● THE PROBLEM
Copy the records below exactly, leaving out any pictures.

● MATERIAL FOR THE TASK

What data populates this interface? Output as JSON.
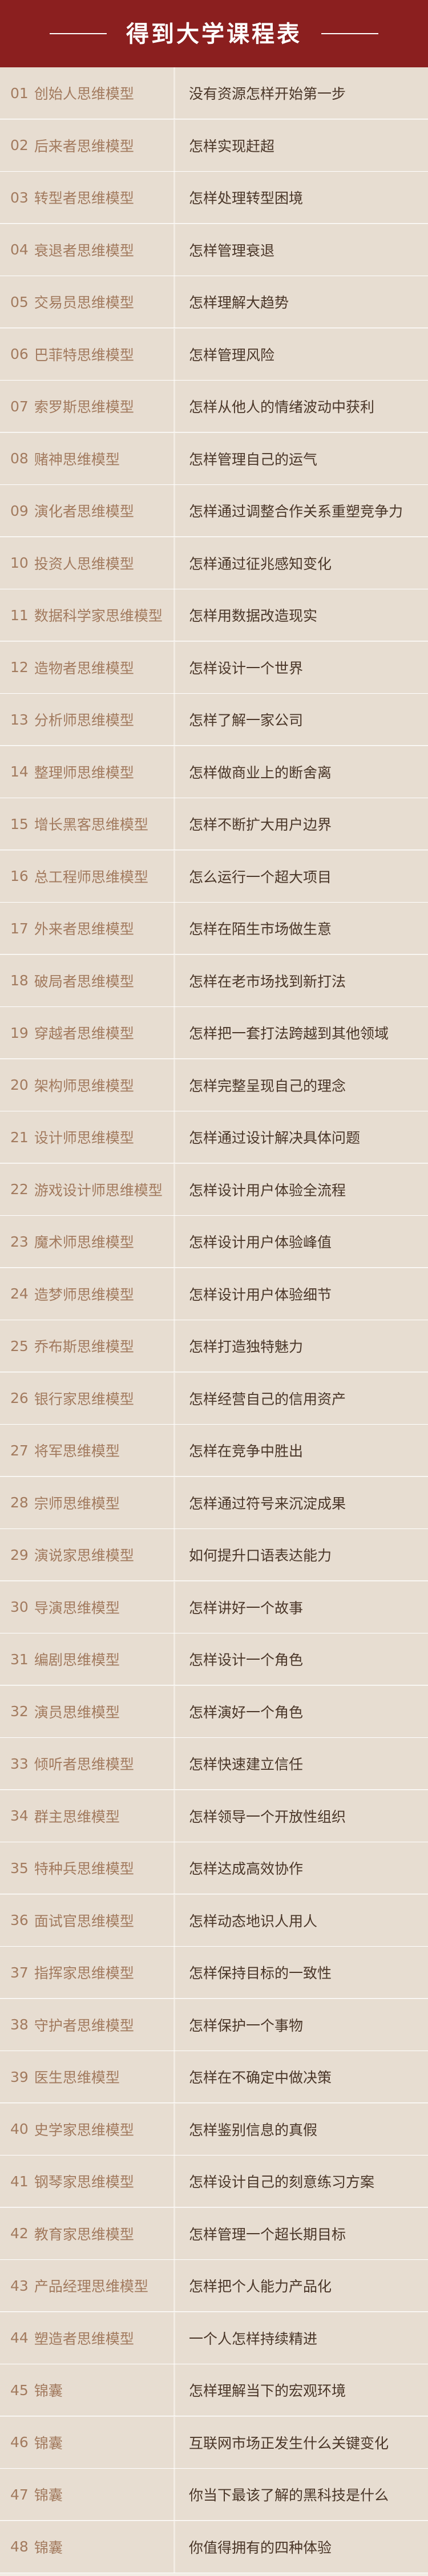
{
  "header": {
    "title": "得到大学课程表"
  },
  "courses": [
    {
      "num": "01",
      "model": "创始人思维模型",
      "desc": "没有资源怎样开始第一步"
    },
    {
      "num": "02",
      "model": "后来者思维模型",
      "desc": "怎样实现赶超"
    },
    {
      "num": "03",
      "model": "转型者思维模型",
      "desc": "怎样处理转型困境"
    },
    {
      "num": "04",
      "model": "衰退者思维模型",
      "desc": "怎样管理衰退"
    },
    {
      "num": "05",
      "model": "交易员思维模型",
      "desc": "怎样理解大趋势"
    },
    {
      "num": "06",
      "model": "巴菲特思维模型",
      "desc": "怎样管理风险"
    },
    {
      "num": "07",
      "model": "索罗斯思维模型",
      "desc": "怎样从他人的情绪波动中获利"
    },
    {
      "num": "08",
      "model": "赌神思维模型",
      "desc": "怎样管理自己的运气"
    },
    {
      "num": "09",
      "model": "演化者思维模型",
      "desc": "怎样通过调整合作关系重塑竞争力"
    },
    {
      "num": "10",
      "model": "投资人思维模型",
      "desc": "怎样通过征兆感知变化"
    },
    {
      "num": "11",
      "model": "数据科学家思维模型",
      "desc": "怎样用数据改造现实"
    },
    {
      "num": "12",
      "model": "造物者思维模型",
      "desc": "怎样设计一个世界"
    },
    {
      "num": "13",
      "model": "分析师思维模型",
      "desc": "怎样了解一家公司"
    },
    {
      "num": "14",
      "model": "整理师思维模型",
      "desc": "怎样做商业上的断舍离"
    },
    {
      "num": "15",
      "model": "增长黑客思维模型",
      "desc": "怎样不断扩大用户边界"
    },
    {
      "num": "16",
      "model": "总工程师思维模型",
      "desc": "怎么运行一个超大项目"
    },
    {
      "num": "17",
      "model": "外来者思维模型",
      "desc": "怎样在陌生市场做生意"
    },
    {
      "num": "18",
      "model": "破局者思维模型",
      "desc": "怎样在老市场找到新打法"
    },
    {
      "num": "19",
      "model": "穿越者思维模型",
      "desc": "怎样把一套打法跨越到其他领域"
    },
    {
      "num": "20",
      "model": "架构师思维模型",
      "desc": "怎样完整呈现自己的理念"
    },
    {
      "num": "21",
      "model": "设计师思维模型",
      "desc": "怎样通过设计解决具体问题"
    },
    {
      "num": "22",
      "model": "游戏设计师思维模型",
      "desc": "怎样设计用户体验全流程"
    },
    {
      "num": "23",
      "model": "魔术师思维模型",
      "desc": "怎样设计用户体验峰值"
    },
    {
      "num": "24",
      "model": "造梦师思维模型",
      "desc": "怎样设计用户体验细节"
    },
    {
      "num": "25",
      "model": "乔布斯思维模型",
      "desc": "怎样打造独特魅力"
    },
    {
      "num": "26",
      "model": "银行家思维模型",
      "desc": "怎样经营自己的信用资产"
    },
    {
      "num": "27",
      "model": "将军思维模型",
      "desc": "怎样在竞争中胜出"
    },
    {
      "num": "28",
      "model": "宗师思维模型",
      "desc": "怎样通过符号来沉淀成果"
    },
    {
      "num": "29",
      "model": "演说家思维模型",
      "desc": "如何提升口语表达能力"
    },
    {
      "num": "30",
      "model": "导演思维模型",
      "desc": "怎样讲好一个故事"
    },
    {
      "num": "31",
      "model": "编剧思维模型",
      "desc": "怎样设计一个角色"
    },
    {
      "num": "32",
      "model": "演员思维模型",
      "desc": "怎样演好一个角色"
    },
    {
      "num": "33",
      "model": "倾听者思维模型",
      "desc": "怎样快速建立信任"
    },
    {
      "num": "34",
      "model": "群主思维模型",
      "desc": "怎样领导一个开放性组织"
    },
    {
      "num": "35",
      "model": "特种兵思维模型",
      "desc": "怎样达成高效协作"
    },
    {
      "num": "36",
      "model": "面试官思维模型",
      "desc": "怎样动态地识人用人"
    },
    {
      "num": "37",
      "model": "指挥家思维模型",
      "desc": "怎样保持目标的一致性"
    },
    {
      "num": "38",
      "model": "守护者思维模型",
      "desc": "怎样保护一个事物"
    },
    {
      "num": "39",
      "model": "医生思维模型",
      "desc": "怎样在不确定中做决策"
    },
    {
      "num": "40",
      "model": "史学家思维模型",
      "desc": "怎样鉴别信息的真假"
    },
    {
      "num": "41",
      "model": "钢琴家思维模型",
      "desc": "怎样设计自己的刻意练习方案"
    },
    {
      "num": "42",
      "model": "教育家思维模型",
      "desc": "怎样管理一个超长期目标"
    },
    {
      "num": "43",
      "model": "产品经理思维模型",
      "desc": "怎样把个人能力产品化"
    },
    {
      "num": "44",
      "model": "塑造者思维模型",
      "desc": "一个人怎样持续精进"
    },
    {
      "num": "45",
      "model": "锦囊",
      "desc": "怎样理解当下的宏观环境"
    },
    {
      "num": "46",
      "model": "锦囊",
      "desc": "互联网市场正发生什么关键变化"
    },
    {
      "num": "47",
      "model": "锦囊",
      "desc": "你当下最该了解的黑科技是什么"
    },
    {
      "num": "48",
      "model": "锦囊",
      "desc": "你值得拥有的四种体验"
    }
  ]
}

● EXPECTED ANSWER
What data populates this interface? Output as JSON.
{
  "header": {
    "title": "得到大学课程表"
  },
  "courses": [
    {
      "num": "01",
      "model": "创始人思维模型",
      "desc": "没有资源怎样开始第一步"
    },
    {
      "num": "02",
      "model": "后来者思维模型",
      "desc": "怎样实现赶超"
    },
    {
      "num": "03",
      "model": "转型者思维模型",
      "desc": "怎样处理转型困境"
    },
    {
      "num": "04",
      "model": "衰退者思维模型",
      "desc": "怎样管理衰退"
    },
    {
      "num": "05",
      "model": "交易员思维模型",
      "desc": "怎样理解大趋势"
    },
    {
      "num": "06",
      "model": "巴菲特思维模型",
      "desc": "怎样管理风险"
    },
    {
      "num": "07",
      "model": "索罗斯思维模型",
      "desc": "怎样从他人的情绪波动中获利"
    },
    {
      "num": "08",
      "model": "赌神思维模型",
      "desc": "怎样管理自己的运气"
    },
    {
      "num": "09",
      "model": "演化者思维模型",
      "desc": "怎样通过调整合作关系重塑竞争力"
    },
    {
      "num": "10",
      "model": "投资人思维模型",
      "desc": "怎样通过征兆感知变化"
    },
    {
      "num": "11",
      "model": "数据科学家思维模型",
      "desc": "怎样用数据改造现实"
    },
    {
      "num": "12",
      "model": "造物者思维模型",
      "desc": "怎样设计一个世界"
    },
    {
      "num": "13",
      "model": "分析师思维模型",
      "desc": "怎样了解一家公司"
    },
    {
      "num": "14",
      "model": "整理师思维模型",
      "desc": "怎样做商业上的断舍离"
    },
    {
      "num": "15",
      "model": "增长黑客思维模型",
      "desc": "怎样不断扩大用户边界"
    },
    {
      "num": "16",
      "model": "总工程师思维模型",
      "desc": "怎么运行一个超大项目"
    },
    {
      "num": "17",
      "model": "外来者思维模型",
      "desc": "怎样在陌生市场做生意"
    },
    {
      "num": "18",
      "model": "破局者思维模型",
      "desc": "怎样在老市场找到新打法"
    },
    {
      "num": "19",
      "model": "穿越者思维模型",
      "desc": "怎样把一套打法跨越到其他领域"
    },
    {
      "num": "20",
      "model": "架构师思维模型",
      "desc": "怎样完整呈现自己的理念"
    },
    {
      "num": "21",
      "model": "设计师思维模型",
      "desc": "怎样通过设计解决具体问题"
    },
    {
      "num": "22",
      "model": "游戏设计师思维模型",
      "desc": "怎样设计用户体验全流程"
    },
    {
      "num": "23",
      "model": "魔术师思维模型",
      "desc": "怎样设计用户体验峰值"
    },
    {
      "num": "24",
      "model": "造梦师思维模型",
      "desc": "怎样设计用户体验细节"
    },
    {
      "num": "25",
      "model": "乔布斯思维模型",
      "desc": "怎样打造独特魅力"
    },
    {
      "num": "26",
      "model": "银行家思维模型",
      "desc": "怎样经营自己的信用资产"
    },
    {
      "num": "27",
      "model": "将军思维模型",
      "desc": "怎样在竞争中胜出"
    },
    {
      "num": "28",
      "model": "宗师思维模型",
      "desc": "怎样通过符号来沉淀成果"
    },
    {
      "num": "29",
      "model": "演说家思维模型",
      "desc": "如何提升口语表达能力"
    },
    {
      "num": "30",
      "model": "导演思维模型",
      "desc": "怎样讲好一个故事"
    },
    {
      "num": "31",
      "model": "编剧思维模型",
      "desc": "怎样设计一个角色"
    },
    {
      "num": "32",
      "model": "演员思维模型",
      "desc": "怎样演好一个角色"
    },
    {
      "num": "33",
      "model": "倾听者思维模型",
      "desc": "怎样快速建立信任"
    },
    {
      "num": "34",
      "model": "群主思维模型",
      "desc": "怎样领导一个开放性组织"
    },
    {
      "num": "35",
      "model": "特种兵思维模型",
      "desc": "怎样达成高效协作"
    },
    {
      "num": "36",
      "model": "面试官思维模型",
      "desc": "怎样动态地识人用人"
    },
    {
      "num": "37",
      "model": "指挥家思维模型",
      "desc": "怎样保持目标的一致性"
    },
    {
      "num": "38",
      "model": "守护者思维模型",
      "desc": "怎样保护一个事物"
    },
    {
      "num": "39",
      "model": "医生思维模型",
      "desc": "怎样在不确定中做决策"
    },
    {
      "num": "40",
      "model": "史学家思维模型",
      "desc": "怎样鉴别信息的真假"
    },
    {
      "num": "41",
      "model": "钢琴家思维模型",
      "desc": "怎样设计自己的刻意练习方案"
    },
    {
      "num": "42",
      "model": "教育家思维模型",
      "desc": "怎样管理一个超长期目标"
    },
    {
      "num": "43",
      "model": "产品经理思维模型",
      "desc": "怎样把个人能力产品化"
    },
    {
      "num": "44",
      "model": "塑造者思维模型",
      "desc": "一个人怎样持续精进"
    },
    {
      "num": "45",
      "model": "锦囊",
      "desc": "怎样理解当下的宏观环境"
    },
    {
      "num": "46",
      "model": "锦囊",
      "desc": "互联网市场正发生什么关键变化"
    },
    {
      "num": "47",
      "model": "锦囊",
      "desc": "你当下最该了解的黑科技是什么"
    },
    {
      "num": "48",
      "model": "锦囊",
      "desc": "你值得拥有的四种体验"
    }
  ]
}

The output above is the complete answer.